§ Direction: Your copy of the material must match it exactly, except that pictures are dropped.

________________________________________

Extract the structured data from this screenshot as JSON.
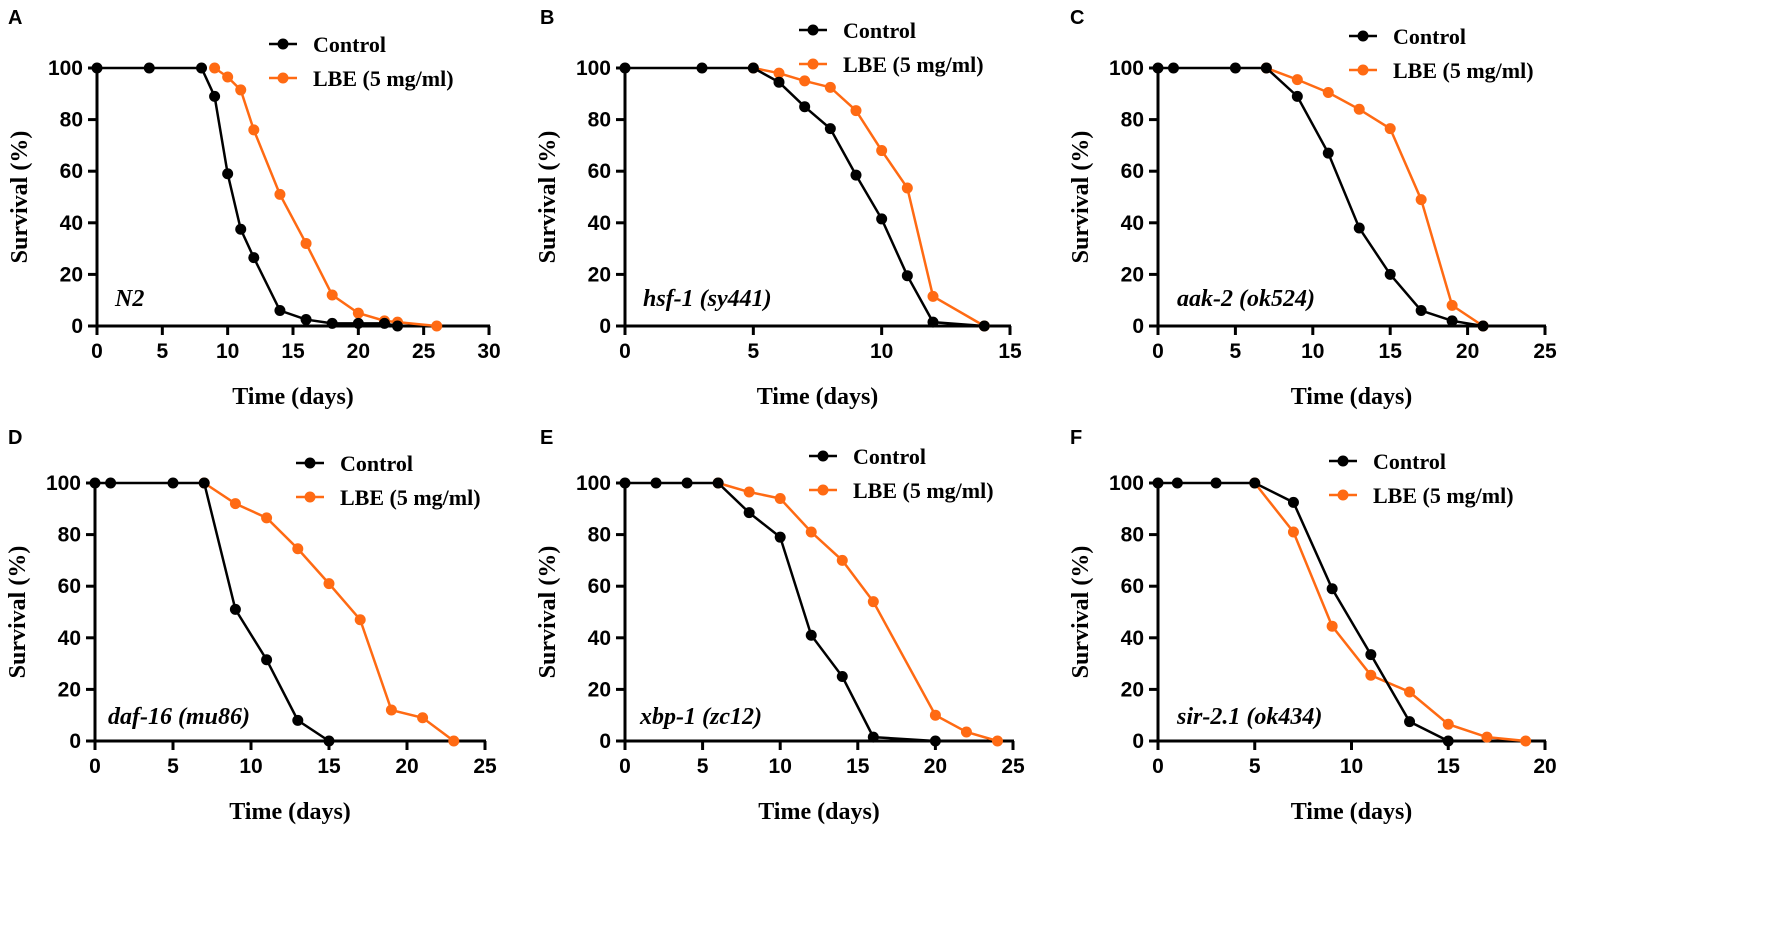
{
  "colors": {
    "control": "#000000",
    "lbe": "#ff6a13"
  },
  "chart_data": [
    {
      "type": "line",
      "panel": "A",
      "genotype": "N2",
      "genotype_italic": false,
      "xlabel": "Time (days)",
      "ylabel": "Survival (%)",
      "xlim": [
        0,
        30
      ],
      "xticks": [
        0,
        5,
        10,
        15,
        20,
        25,
        30
      ],
      "ylim": [
        0,
        100
      ],
      "yticks": [
        0,
        20,
        40,
        60,
        80,
        100
      ],
      "series": [
        {
          "name": "Control",
          "x": [
            0,
            4,
            8,
            9,
            10,
            11,
            12,
            14,
            16,
            18,
            20,
            22,
            23
          ],
          "y": [
            100,
            100,
            100,
            89,
            59,
            37.5,
            26.5,
            6,
            2.5,
            1,
            1,
            1,
            0
          ]
        },
        {
          "name": "LBE (5 mg/ml)",
          "x": [
            9,
            10,
            11,
            12,
            14,
            16,
            18,
            20,
            22,
            23,
            26
          ],
          "y": [
            100,
            96.5,
            91.5,
            76,
            51,
            32,
            12,
            5,
            2,
            1.5,
            0
          ]
        }
      ]
    },
    {
      "type": "line",
      "panel": "B",
      "genotype": "hsf-1 (sy441)",
      "genotype_italic": true,
      "xlabel": "Time (days)",
      "ylabel": "Survival (%)",
      "xlim": [
        0,
        15
      ],
      "xticks": [
        0,
        5,
        10,
        15
      ],
      "ylim": [
        0,
        100
      ],
      "yticks": [
        0,
        20,
        40,
        60,
        80,
        100
      ],
      "series": [
        {
          "name": "Control",
          "x": [
            0,
            3,
            5,
            6,
            7,
            8,
            9,
            10,
            11,
            12,
            14
          ],
          "y": [
            100,
            100,
            100,
            94.5,
            85,
            76.5,
            58.5,
            41.5,
            19.5,
            1.5,
            0
          ]
        },
        {
          "name": "LBE (5 mg/ml)",
          "x": [
            5,
            6,
            7,
            8,
            9,
            10,
            11,
            12,
            14
          ],
          "y": [
            100,
            98,
            95,
            92.5,
            83.5,
            68,
            53.5,
            11.5,
            0
          ]
        }
      ]
    },
    {
      "type": "line",
      "panel": "C",
      "genotype": "aak-2 (ok524)",
      "genotype_italic": true,
      "xlabel": "Time (days)",
      "ylabel": "Survival (%)",
      "xlim": [
        0,
        25
      ],
      "xticks": [
        0,
        5,
        10,
        15,
        20,
        25
      ],
      "ylim": [
        0,
        100
      ],
      "yticks": [
        0,
        20,
        40,
        60,
        80,
        100
      ],
      "series": [
        {
          "name": "Control",
          "x": [
            0,
            1,
            5,
            7,
            9,
            11,
            13,
            15,
            17,
            19,
            21
          ],
          "y": [
            100,
            100,
            100,
            100,
            89,
            67,
            38,
            20,
            6,
            2,
            0
          ]
        },
        {
          "name": "LBE (5 mg/ml)",
          "x": [
            7,
            9,
            11,
            13,
            15,
            17,
            19,
            21
          ],
          "y": [
            100,
            95.5,
            90.5,
            84,
            76.5,
            49,
            8,
            0
          ]
        }
      ]
    },
    {
      "type": "line",
      "panel": "D",
      "genotype": "daf-16 (mu86)",
      "genotype_italic": true,
      "xlabel": "Time (days)",
      "ylabel": "Survival (%)",
      "xlim": [
        0,
        25
      ],
      "xticks": [
        0,
        5,
        10,
        15,
        20,
        25
      ],
      "ylim": [
        0,
        100
      ],
      "yticks": [
        0,
        20,
        40,
        60,
        80,
        100
      ],
      "series": [
        {
          "name": "Control",
          "x": [
            0,
            1,
            5,
            7,
            9,
            11,
            13,
            15
          ],
          "y": [
            100,
            100,
            100,
            100,
            51,
            31.5,
            8,
            0
          ]
        },
        {
          "name": "LBE (5 mg/ml)",
          "x": [
            7,
            9,
            11,
            13,
            15,
            17,
            19,
            21,
            23
          ],
          "y": [
            100,
            92,
            86.5,
            74.5,
            61,
            47,
            12,
            9,
            0
          ]
        }
      ]
    },
    {
      "type": "line",
      "panel": "E",
      "genotype": "xbp-1 (zc12)",
      "genotype_italic": true,
      "xlabel": "Time (days)",
      "ylabel": "Survival (%)",
      "xlim": [
        0,
        25
      ],
      "xticks": [
        0,
        5,
        10,
        15,
        20,
        25
      ],
      "ylim": [
        0,
        100
      ],
      "yticks": [
        0,
        20,
        40,
        60,
        80,
        100
      ],
      "series": [
        {
          "name": "Control",
          "x": [
            0,
            2,
            4,
            6,
            8,
            10,
            12,
            14,
            16,
            20
          ],
          "y": [
            100,
            100,
            100,
            100,
            88.5,
            79,
            41,
            25,
            1.5,
            0
          ]
        },
        {
          "name": "LBE (5 mg/ml)",
          "x": [
            6,
            8,
            10,
            12,
            14,
            16,
            20,
            22,
            24
          ],
          "y": [
            100,
            96.5,
            94,
            81,
            70,
            54,
            10,
            3.5,
            0
          ]
        }
      ]
    },
    {
      "type": "line",
      "panel": "F",
      "genotype": "sir-2.1 (ok434)",
      "genotype_italic": true,
      "xlabel": "Time (days)",
      "ylabel": "Survival (%)",
      "xlim": [
        0,
        20
      ],
      "xticks": [
        0,
        5,
        10,
        15,
        20
      ],
      "ylim": [
        0,
        100
      ],
      "yticks": [
        0,
        20,
        40,
        60,
        80,
        100
      ],
      "series": [
        {
          "name": "Control",
          "x": [
            0,
            1,
            3,
            5,
            7,
            9,
            11,
            13,
            15
          ],
          "y": [
            100,
            100,
            100,
            100,
            92.5,
            59,
            33.5,
            7.5,
            0
          ]
        },
        {
          "name": "LBE (5 mg/ml)",
          "x": [
            5,
            7,
            9,
            11,
            13,
            15,
            17,
            19
          ],
          "y": [
            100,
            81,
            44.5,
            25.5,
            19,
            6.5,
            1.5,
            0
          ]
        }
      ]
    }
  ]
}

________________________________________

§ Task solution:
Extract the structured data from this screenshot as JSON.
{
  "colors": {
    "control": "#000000",
    "lbe": "#ff6a13"
  },
  "chart_data": [
    {
      "type": "line",
      "panel": "A",
      "genotype": "N2",
      "genotype_italic": false,
      "xlabel": "Time (days)",
      "ylabel": "Survival (%)",
      "xlim": [
        0,
        30
      ],
      "xticks": [
        0,
        5,
        10,
        15,
        20,
        25,
        30
      ],
      "ylim": [
        0,
        100
      ],
      "yticks": [
        0,
        20,
        40,
        60,
        80,
        100
      ],
      "series": [
        {
          "name": "Control",
          "x": [
            0,
            4,
            8,
            9,
            10,
            11,
            12,
            14,
            16,
            18,
            20,
            22,
            23
          ],
          "y": [
            100,
            100,
            100,
            89,
            59,
            37.5,
            26.5,
            6,
            2.5,
            1,
            1,
            1,
            0
          ]
        },
        {
          "name": "LBE (5 mg/ml)",
          "x": [
            9,
            10,
            11,
            12,
            14,
            16,
            18,
            20,
            22,
            23,
            26
          ],
          "y": [
            100,
            96.5,
            91.5,
            76,
            51,
            32,
            12,
            5,
            2,
            1.5,
            0
          ]
        }
      ]
    },
    {
      "type": "line",
      "panel": "B",
      "genotype": "hsf-1 (sy441)",
      "genotype_italic": true,
      "xlabel": "Time (days)",
      "ylabel": "Survival (%)",
      "xlim": [
        0,
        15
      ],
      "xticks": [
        0,
        5,
        10,
        15
      ],
      "ylim": [
        0,
        100
      ],
      "yticks": [
        0,
        20,
        40,
        60,
        80,
        100
      ],
      "series": [
        {
          "name": "Control",
          "x": [
            0,
            3,
            5,
            6,
            7,
            8,
            9,
            10,
            11,
            12,
            14
          ],
          "y": [
            100,
            100,
            100,
            94.5,
            85,
            76.5,
            58.5,
            41.5,
            19.5,
            1.5,
            0
          ]
        },
        {
          "name": "LBE (5 mg/ml)",
          "x": [
            5,
            6,
            7,
            8,
            9,
            10,
            11,
            12,
            14
          ],
          "y": [
            100,
            98,
            95,
            92.5,
            83.5,
            68,
            53.5,
            11.5,
            0
          ]
        }
      ]
    },
    {
      "type": "line",
      "panel": "C",
      "genotype": "aak-2 (ok524)",
      "genotype_italic": true,
      "xlabel": "Time (days)",
      "ylabel": "Survival (%)",
      "xlim": [
        0,
        25
      ],
      "xticks": [
        0,
        5,
        10,
        15,
        20,
        25
      ],
      "ylim": [
        0,
        100
      ],
      "yticks": [
        0,
        20,
        40,
        60,
        80,
        100
      ],
      "series": [
        {
          "name": "Control",
          "x": [
            0,
            1,
            5,
            7,
            9,
            11,
            13,
            15,
            17,
            19,
            21
          ],
          "y": [
            100,
            100,
            100,
            100,
            89,
            67,
            38,
            20,
            6,
            2,
            0
          ]
        },
        {
          "name": "LBE (5 mg/ml)",
          "x": [
            7,
            9,
            11,
            13,
            15,
            17,
            19,
            21
          ],
          "y": [
            100,
            95.5,
            90.5,
            84,
            76.5,
            49,
            8,
            0
          ]
        }
      ]
    },
    {
      "type": "line",
      "panel": "D",
      "genotype": "daf-16 (mu86)",
      "genotype_italic": true,
      "xlabel": "Time (days)",
      "ylabel": "Survival (%)",
      "xlim": [
        0,
        25
      ],
      "xticks": [
        0,
        5,
        10,
        15,
        20,
        25
      ],
      "ylim": [
        0,
        100
      ],
      "yticks": [
        0,
        20,
        40,
        60,
        80,
        100
      ],
      "series": [
        {
          "name": "Control",
          "x": [
            0,
            1,
            5,
            7,
            9,
            11,
            13,
            15
          ],
          "y": [
            100,
            100,
            100,
            100,
            51,
            31.5,
            8,
            0
          ]
        },
        {
          "name": "LBE (5 mg/ml)",
          "x": [
            7,
            9,
            11,
            13,
            15,
            17,
            19,
            21,
            23
          ],
          "y": [
            100,
            92,
            86.5,
            74.5,
            61,
            47,
            12,
            9,
            0
          ]
        }
      ]
    },
    {
      "type": "line",
      "panel": "E",
      "genotype": "xbp-1 (zc12)",
      "genotype_italic": true,
      "xlabel": "Time (days)",
      "ylabel": "Survival (%)",
      "xlim": [
        0,
        25
      ],
      "xticks": [
        0,
        5,
        10,
        15,
        20,
        25
      ],
      "ylim": [
        0,
        100
      ],
      "yticks": [
        0,
        20,
        40,
        60,
        80,
        100
      ],
      "series": [
        {
          "name": "Control",
          "x": [
            0,
            2,
            4,
            6,
            8,
            10,
            12,
            14,
            16,
            20
          ],
          "y": [
            100,
            100,
            100,
            100,
            88.5,
            79,
            41,
            25,
            1.5,
            0
          ]
        },
        {
          "name": "LBE (5 mg/ml)",
          "x": [
            6,
            8,
            10,
            12,
            14,
            16,
            20,
            22,
            24
          ],
          "y": [
            100,
            96.5,
            94,
            81,
            70,
            54,
            10,
            3.5,
            0
          ]
        }
      ]
    },
    {
      "type": "line",
      "panel": "F",
      "genotype": "sir-2.1 (ok434)",
      "genotype_italic": true,
      "xlabel": "Time (days)",
      "ylabel": "Survival (%)",
      "xlim": [
        0,
        20
      ],
      "xticks": [
        0,
        5,
        10,
        15,
        20
      ],
      "ylim": [
        0,
        100
      ],
      "yticks": [
        0,
        20,
        40,
        60,
        80,
        100
      ],
      "series": [
        {
          "name": "Control",
          "x": [
            0,
            1,
            3,
            5,
            7,
            9,
            11,
            13,
            15
          ],
          "y": [
            100,
            100,
            100,
            100,
            92.5,
            59,
            33.5,
            7.5,
            0
          ]
        },
        {
          "name": "LBE (5 mg/ml)",
          "x": [
            5,
            7,
            9,
            11,
            13,
            15,
            17,
            19
          ],
          "y": [
            100,
            81,
            44.5,
            25.5,
            19,
            6.5,
            1.5,
            0
          ]
        }
      ]
    }
  ]
}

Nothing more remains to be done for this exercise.